[Dataset extract]
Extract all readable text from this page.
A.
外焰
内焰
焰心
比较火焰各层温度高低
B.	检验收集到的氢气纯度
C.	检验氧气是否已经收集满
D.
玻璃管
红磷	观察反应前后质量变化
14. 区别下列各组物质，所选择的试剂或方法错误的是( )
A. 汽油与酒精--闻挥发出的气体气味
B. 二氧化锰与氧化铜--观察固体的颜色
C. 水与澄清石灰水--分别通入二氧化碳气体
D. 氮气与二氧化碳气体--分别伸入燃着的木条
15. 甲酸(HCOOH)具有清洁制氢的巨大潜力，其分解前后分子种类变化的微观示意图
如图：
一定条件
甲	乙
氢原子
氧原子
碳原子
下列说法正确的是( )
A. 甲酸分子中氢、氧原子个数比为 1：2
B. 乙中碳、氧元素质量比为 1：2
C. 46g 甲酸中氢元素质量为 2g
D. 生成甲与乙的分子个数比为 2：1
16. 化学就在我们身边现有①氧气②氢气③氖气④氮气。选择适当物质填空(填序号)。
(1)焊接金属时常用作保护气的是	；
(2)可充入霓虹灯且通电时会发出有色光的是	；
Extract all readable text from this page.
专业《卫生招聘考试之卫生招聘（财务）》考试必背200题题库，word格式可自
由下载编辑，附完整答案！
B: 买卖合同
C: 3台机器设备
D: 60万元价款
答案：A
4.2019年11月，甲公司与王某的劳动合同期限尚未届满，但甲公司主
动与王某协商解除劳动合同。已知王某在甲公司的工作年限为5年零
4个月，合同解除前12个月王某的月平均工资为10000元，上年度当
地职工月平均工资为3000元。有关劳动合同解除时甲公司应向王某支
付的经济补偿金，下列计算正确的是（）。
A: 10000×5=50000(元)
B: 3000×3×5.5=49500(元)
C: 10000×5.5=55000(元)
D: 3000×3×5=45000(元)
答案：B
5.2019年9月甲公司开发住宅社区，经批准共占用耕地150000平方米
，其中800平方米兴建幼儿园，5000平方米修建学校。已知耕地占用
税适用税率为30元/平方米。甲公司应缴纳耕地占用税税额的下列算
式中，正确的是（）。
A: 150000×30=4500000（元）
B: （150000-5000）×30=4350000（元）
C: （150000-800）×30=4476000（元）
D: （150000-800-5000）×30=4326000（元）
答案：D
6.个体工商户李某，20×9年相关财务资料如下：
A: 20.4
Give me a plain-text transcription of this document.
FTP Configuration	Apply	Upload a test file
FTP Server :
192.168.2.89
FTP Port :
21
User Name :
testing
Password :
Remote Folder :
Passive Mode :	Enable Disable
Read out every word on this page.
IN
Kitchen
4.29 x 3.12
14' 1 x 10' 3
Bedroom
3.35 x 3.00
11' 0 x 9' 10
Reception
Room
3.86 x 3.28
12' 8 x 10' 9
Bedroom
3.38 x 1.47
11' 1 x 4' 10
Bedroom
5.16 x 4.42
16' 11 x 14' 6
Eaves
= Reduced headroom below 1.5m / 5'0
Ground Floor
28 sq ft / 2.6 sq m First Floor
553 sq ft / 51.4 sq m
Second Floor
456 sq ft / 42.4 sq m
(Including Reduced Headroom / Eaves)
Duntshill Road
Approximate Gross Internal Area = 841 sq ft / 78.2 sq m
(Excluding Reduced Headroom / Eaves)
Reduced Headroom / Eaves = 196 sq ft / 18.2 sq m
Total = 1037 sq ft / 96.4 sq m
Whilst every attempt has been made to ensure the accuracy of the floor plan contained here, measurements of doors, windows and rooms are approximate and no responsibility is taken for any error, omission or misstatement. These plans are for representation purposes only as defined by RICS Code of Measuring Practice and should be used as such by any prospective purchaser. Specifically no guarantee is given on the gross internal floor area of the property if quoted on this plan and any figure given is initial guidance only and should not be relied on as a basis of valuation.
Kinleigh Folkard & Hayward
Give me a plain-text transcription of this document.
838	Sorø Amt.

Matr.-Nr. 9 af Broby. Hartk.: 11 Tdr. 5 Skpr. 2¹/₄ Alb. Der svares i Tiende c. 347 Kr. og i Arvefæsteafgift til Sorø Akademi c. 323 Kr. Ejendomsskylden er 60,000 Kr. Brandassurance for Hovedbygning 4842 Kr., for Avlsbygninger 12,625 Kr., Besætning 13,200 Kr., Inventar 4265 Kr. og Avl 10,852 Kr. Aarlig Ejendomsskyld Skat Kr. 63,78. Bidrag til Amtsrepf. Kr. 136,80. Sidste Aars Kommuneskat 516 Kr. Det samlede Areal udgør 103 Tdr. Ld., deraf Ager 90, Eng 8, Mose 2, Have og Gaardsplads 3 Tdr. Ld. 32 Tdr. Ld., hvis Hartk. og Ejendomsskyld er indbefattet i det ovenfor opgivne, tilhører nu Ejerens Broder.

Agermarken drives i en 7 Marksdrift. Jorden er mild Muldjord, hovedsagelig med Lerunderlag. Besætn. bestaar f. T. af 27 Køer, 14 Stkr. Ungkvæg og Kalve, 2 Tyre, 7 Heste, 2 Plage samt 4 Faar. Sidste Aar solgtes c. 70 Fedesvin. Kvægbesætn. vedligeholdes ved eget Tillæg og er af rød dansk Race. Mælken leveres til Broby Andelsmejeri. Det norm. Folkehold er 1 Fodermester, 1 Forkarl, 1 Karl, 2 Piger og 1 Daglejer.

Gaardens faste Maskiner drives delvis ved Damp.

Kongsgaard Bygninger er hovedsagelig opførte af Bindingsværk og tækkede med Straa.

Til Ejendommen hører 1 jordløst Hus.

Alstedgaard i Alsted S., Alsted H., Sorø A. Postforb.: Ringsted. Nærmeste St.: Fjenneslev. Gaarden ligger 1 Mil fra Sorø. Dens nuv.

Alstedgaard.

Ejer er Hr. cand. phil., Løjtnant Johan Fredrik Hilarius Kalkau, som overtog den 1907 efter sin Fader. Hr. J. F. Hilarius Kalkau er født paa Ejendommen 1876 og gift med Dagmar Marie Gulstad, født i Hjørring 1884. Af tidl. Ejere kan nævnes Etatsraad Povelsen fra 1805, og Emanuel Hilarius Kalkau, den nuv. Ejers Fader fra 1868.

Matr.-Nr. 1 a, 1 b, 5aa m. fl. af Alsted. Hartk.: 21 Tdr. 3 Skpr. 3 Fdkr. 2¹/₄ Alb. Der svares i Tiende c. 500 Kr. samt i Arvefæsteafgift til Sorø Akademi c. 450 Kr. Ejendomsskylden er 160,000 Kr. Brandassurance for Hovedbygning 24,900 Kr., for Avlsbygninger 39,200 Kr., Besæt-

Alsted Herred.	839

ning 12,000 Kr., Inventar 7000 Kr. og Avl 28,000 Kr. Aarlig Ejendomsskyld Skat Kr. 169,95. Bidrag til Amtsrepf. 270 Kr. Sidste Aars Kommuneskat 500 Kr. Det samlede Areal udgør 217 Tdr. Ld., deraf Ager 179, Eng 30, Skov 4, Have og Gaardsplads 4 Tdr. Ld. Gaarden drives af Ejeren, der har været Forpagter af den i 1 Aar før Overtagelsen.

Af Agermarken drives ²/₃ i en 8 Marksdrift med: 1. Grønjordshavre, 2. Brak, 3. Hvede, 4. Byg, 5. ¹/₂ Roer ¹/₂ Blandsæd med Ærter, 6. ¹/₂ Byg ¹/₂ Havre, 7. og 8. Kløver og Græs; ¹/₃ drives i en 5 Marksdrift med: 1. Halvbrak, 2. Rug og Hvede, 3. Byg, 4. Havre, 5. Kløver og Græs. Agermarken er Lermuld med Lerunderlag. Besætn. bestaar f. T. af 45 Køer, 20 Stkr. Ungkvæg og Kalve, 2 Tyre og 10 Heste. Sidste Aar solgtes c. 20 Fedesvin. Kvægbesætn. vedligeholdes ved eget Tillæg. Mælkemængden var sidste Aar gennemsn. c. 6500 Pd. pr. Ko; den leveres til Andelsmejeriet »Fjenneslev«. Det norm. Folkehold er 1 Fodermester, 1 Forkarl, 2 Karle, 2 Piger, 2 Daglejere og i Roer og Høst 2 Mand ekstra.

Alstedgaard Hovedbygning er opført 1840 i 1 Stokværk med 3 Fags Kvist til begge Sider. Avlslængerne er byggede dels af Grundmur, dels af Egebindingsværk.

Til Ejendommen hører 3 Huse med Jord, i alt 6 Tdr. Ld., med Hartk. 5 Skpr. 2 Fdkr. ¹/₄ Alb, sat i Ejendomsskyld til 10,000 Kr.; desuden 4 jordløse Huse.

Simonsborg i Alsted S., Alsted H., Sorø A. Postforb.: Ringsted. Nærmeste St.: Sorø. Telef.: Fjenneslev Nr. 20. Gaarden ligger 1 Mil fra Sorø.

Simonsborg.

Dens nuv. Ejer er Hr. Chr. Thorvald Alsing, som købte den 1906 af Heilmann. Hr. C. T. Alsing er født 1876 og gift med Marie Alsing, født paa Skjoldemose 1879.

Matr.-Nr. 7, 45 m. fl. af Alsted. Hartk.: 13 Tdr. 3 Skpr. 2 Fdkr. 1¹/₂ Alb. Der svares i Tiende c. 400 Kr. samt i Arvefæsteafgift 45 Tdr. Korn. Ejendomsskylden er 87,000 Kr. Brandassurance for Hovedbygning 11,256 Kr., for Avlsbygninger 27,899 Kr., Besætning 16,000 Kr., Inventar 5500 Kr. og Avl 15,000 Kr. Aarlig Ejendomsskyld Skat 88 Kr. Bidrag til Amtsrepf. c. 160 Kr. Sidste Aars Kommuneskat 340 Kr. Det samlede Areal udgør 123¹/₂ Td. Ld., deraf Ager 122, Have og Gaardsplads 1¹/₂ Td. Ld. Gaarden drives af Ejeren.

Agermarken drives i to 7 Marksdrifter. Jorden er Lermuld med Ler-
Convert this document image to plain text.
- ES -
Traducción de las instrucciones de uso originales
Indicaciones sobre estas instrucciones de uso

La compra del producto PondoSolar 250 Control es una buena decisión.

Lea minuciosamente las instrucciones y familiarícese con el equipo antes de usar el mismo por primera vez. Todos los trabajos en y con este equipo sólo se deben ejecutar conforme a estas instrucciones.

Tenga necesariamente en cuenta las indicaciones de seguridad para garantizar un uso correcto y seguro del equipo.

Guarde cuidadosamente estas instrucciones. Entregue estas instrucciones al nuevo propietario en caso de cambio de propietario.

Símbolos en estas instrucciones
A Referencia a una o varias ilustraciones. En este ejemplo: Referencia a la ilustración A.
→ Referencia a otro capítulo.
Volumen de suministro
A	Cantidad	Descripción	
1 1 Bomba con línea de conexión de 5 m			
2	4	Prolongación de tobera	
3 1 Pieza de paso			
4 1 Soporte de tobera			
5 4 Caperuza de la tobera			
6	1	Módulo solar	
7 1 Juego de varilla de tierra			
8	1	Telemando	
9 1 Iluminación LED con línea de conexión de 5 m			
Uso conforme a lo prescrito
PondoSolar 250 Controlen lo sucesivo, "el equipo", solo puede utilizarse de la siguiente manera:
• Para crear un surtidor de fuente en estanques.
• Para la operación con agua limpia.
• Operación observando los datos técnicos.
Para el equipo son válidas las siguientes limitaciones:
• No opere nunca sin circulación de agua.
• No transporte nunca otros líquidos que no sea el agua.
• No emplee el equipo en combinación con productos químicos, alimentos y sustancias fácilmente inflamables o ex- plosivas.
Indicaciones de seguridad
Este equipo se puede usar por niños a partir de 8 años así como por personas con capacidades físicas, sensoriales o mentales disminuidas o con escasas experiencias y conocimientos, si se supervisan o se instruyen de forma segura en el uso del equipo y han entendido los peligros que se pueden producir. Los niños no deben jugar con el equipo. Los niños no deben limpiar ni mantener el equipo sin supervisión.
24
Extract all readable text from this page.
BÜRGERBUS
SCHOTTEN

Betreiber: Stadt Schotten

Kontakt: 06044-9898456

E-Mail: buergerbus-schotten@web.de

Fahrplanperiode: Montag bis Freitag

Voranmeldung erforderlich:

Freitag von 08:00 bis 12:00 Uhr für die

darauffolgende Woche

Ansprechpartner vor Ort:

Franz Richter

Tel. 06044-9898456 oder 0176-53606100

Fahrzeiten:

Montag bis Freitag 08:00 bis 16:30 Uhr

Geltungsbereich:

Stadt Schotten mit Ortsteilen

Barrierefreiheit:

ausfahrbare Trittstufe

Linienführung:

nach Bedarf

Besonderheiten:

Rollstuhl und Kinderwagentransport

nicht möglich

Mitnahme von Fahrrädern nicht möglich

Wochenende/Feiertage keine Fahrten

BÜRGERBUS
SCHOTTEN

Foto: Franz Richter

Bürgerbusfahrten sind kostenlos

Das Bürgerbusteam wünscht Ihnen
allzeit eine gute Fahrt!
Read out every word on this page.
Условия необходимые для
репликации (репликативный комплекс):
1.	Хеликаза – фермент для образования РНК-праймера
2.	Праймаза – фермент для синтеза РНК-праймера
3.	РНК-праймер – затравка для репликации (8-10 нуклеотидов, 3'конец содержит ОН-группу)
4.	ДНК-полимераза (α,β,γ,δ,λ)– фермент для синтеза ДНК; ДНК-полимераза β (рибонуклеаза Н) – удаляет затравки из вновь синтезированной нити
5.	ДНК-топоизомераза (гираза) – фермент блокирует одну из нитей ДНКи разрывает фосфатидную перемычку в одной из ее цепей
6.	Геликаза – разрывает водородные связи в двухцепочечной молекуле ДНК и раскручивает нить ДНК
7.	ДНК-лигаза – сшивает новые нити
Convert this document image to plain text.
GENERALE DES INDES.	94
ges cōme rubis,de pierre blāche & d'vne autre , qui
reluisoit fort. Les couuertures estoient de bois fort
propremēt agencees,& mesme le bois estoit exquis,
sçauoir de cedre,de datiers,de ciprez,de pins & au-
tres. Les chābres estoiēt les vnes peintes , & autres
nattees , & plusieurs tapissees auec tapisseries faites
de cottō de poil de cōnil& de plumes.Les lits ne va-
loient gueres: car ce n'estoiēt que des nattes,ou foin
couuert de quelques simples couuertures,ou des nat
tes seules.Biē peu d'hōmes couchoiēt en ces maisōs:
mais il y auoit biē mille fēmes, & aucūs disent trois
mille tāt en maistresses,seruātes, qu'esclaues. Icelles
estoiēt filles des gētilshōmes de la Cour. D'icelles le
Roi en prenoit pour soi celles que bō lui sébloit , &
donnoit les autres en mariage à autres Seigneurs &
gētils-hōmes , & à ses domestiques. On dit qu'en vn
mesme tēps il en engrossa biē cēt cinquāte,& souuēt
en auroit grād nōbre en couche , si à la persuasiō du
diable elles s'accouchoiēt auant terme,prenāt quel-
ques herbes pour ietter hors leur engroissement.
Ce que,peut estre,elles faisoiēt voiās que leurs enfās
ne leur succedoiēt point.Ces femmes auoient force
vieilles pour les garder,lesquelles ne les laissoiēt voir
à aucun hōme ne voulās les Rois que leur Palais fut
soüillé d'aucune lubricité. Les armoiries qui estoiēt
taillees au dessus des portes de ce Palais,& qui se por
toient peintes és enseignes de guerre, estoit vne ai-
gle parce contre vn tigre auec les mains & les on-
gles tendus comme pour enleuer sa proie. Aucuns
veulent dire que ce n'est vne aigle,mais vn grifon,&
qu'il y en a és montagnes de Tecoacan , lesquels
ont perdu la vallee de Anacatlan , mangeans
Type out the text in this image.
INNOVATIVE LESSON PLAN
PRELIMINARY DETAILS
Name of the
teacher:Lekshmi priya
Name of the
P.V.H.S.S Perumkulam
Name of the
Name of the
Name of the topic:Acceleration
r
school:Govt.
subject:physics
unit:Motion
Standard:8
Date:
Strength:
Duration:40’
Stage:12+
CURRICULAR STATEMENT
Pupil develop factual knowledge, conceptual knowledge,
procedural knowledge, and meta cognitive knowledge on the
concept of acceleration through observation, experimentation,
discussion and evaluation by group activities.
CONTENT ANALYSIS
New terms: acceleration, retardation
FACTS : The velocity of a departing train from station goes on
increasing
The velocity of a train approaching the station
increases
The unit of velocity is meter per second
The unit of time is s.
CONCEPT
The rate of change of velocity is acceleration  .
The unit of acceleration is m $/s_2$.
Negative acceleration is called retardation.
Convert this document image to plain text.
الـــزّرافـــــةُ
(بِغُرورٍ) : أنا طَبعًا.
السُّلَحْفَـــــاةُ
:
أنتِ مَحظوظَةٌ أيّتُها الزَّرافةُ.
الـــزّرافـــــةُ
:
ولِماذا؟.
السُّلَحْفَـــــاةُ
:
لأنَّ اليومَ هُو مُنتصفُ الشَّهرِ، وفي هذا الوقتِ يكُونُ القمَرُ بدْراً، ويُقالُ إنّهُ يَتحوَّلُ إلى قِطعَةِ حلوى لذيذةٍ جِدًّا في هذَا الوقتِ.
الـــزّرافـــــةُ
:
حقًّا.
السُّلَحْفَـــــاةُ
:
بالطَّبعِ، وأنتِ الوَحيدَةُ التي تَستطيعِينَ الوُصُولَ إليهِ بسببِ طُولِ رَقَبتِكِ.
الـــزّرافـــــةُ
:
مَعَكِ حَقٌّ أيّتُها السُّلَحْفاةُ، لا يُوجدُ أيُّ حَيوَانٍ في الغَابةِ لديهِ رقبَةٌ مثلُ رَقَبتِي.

[Exercise aim] Find the string "Simonsborg" in the entries above and return each line that holds it.

[Result for this exercise]
Simonsborg i Alsted S., Alsted H., Sorø A. Postforb.: Ringsted. Nærmeste St.: Sorø. Telef.: Fjenneslev Nr. 20. Gaarden ligger 1 Mil fra Sorø.
Simonsborg.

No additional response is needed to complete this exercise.